→ **Exercise description**
Pull out every line containing the string "JSON".

→ **Given information**
......
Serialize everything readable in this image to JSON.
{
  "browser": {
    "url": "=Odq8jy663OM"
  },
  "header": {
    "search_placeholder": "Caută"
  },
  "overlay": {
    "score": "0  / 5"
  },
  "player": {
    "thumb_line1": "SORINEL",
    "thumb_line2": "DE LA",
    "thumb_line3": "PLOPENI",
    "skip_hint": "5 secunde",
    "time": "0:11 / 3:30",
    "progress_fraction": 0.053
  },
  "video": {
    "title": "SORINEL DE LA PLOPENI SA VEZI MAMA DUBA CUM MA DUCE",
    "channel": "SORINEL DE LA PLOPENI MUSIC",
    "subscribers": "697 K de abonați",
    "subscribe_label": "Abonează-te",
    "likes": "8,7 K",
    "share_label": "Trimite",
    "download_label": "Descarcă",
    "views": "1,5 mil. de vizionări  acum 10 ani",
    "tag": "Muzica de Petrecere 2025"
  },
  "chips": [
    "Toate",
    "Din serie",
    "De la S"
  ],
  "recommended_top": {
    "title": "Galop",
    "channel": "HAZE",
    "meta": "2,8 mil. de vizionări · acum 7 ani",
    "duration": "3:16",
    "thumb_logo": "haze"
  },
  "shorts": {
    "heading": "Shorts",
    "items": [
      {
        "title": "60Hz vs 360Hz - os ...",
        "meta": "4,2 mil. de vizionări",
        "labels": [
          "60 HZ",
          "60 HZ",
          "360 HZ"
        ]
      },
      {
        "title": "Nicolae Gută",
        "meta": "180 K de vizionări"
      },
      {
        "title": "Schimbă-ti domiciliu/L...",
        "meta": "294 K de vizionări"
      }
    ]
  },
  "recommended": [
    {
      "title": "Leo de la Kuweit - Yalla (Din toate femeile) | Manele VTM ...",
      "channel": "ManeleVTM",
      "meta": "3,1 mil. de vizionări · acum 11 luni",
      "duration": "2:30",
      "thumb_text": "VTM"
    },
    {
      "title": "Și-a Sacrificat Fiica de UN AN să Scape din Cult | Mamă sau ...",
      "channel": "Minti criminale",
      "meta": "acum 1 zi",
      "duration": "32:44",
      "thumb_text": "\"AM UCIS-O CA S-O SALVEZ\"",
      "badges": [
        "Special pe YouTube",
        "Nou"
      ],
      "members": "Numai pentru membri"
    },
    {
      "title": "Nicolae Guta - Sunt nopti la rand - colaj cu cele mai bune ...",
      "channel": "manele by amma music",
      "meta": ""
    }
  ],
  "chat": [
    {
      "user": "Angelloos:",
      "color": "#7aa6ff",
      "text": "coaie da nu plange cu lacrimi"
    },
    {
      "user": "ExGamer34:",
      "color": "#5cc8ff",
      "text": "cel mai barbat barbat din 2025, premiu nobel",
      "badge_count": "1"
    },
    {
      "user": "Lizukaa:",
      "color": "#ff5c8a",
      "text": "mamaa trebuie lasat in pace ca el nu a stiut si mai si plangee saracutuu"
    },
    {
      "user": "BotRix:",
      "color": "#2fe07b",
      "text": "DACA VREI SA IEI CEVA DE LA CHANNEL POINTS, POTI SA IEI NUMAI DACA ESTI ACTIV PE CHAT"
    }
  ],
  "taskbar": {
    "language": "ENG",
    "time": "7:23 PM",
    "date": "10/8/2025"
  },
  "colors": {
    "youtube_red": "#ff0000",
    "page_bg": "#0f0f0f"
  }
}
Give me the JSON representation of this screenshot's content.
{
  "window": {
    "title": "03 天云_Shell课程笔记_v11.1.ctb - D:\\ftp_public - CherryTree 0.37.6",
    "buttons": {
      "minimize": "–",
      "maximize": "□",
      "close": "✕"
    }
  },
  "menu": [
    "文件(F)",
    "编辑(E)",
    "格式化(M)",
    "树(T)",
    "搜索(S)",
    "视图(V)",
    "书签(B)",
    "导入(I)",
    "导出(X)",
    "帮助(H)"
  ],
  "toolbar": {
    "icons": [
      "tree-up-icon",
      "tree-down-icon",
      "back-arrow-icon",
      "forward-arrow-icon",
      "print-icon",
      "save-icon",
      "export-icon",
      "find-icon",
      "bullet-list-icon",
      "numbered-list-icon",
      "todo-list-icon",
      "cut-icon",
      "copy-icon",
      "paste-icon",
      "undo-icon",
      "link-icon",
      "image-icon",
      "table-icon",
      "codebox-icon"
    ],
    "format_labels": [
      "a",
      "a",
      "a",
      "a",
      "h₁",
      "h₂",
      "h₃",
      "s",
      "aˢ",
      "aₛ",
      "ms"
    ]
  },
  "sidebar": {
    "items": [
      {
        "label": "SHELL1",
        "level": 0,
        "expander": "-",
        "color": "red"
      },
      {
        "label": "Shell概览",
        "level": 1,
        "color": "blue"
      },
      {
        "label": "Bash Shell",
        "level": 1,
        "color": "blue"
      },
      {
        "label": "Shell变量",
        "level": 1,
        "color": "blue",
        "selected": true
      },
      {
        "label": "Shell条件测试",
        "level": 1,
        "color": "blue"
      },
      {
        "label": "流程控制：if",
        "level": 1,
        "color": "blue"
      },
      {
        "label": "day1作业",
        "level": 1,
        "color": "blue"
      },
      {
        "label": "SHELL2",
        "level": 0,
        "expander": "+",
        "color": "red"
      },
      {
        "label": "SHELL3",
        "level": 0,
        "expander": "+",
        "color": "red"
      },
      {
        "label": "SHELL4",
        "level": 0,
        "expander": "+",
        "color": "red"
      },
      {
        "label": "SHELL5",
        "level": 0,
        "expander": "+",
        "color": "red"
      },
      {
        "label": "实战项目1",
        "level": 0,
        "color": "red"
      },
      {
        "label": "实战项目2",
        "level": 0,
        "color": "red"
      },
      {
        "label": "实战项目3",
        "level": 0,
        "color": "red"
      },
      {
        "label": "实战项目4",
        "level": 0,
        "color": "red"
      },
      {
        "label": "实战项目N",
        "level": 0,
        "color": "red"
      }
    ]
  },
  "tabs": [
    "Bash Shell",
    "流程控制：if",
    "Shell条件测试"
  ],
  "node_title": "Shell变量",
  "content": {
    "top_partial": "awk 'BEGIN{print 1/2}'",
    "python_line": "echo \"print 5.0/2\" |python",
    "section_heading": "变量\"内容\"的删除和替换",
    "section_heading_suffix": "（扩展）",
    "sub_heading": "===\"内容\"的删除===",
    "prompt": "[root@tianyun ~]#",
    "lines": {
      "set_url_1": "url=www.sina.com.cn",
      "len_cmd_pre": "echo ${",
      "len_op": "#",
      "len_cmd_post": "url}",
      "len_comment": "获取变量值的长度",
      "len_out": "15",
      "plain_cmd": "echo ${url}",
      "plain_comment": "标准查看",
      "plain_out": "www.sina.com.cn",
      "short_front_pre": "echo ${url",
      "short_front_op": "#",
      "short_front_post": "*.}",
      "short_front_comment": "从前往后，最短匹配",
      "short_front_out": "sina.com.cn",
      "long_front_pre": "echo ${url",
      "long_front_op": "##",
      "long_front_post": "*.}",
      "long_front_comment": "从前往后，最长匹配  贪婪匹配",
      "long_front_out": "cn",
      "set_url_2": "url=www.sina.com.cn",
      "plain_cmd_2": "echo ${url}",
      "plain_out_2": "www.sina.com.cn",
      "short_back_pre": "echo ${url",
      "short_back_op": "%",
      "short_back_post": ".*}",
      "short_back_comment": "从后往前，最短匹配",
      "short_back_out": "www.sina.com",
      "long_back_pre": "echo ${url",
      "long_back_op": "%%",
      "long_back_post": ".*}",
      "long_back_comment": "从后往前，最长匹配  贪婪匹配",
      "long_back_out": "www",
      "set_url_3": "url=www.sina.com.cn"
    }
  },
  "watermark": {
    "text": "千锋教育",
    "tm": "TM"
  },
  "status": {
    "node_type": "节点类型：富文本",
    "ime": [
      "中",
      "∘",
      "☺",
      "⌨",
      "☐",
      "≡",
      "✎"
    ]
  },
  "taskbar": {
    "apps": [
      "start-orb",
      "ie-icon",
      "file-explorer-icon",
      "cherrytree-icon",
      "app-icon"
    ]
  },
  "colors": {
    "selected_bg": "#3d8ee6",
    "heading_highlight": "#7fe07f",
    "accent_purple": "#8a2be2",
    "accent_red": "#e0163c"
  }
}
......
→ **Completed task**
Serialize everything readable in this image to JSON.
Give me the JSON representation of this screenshot's content.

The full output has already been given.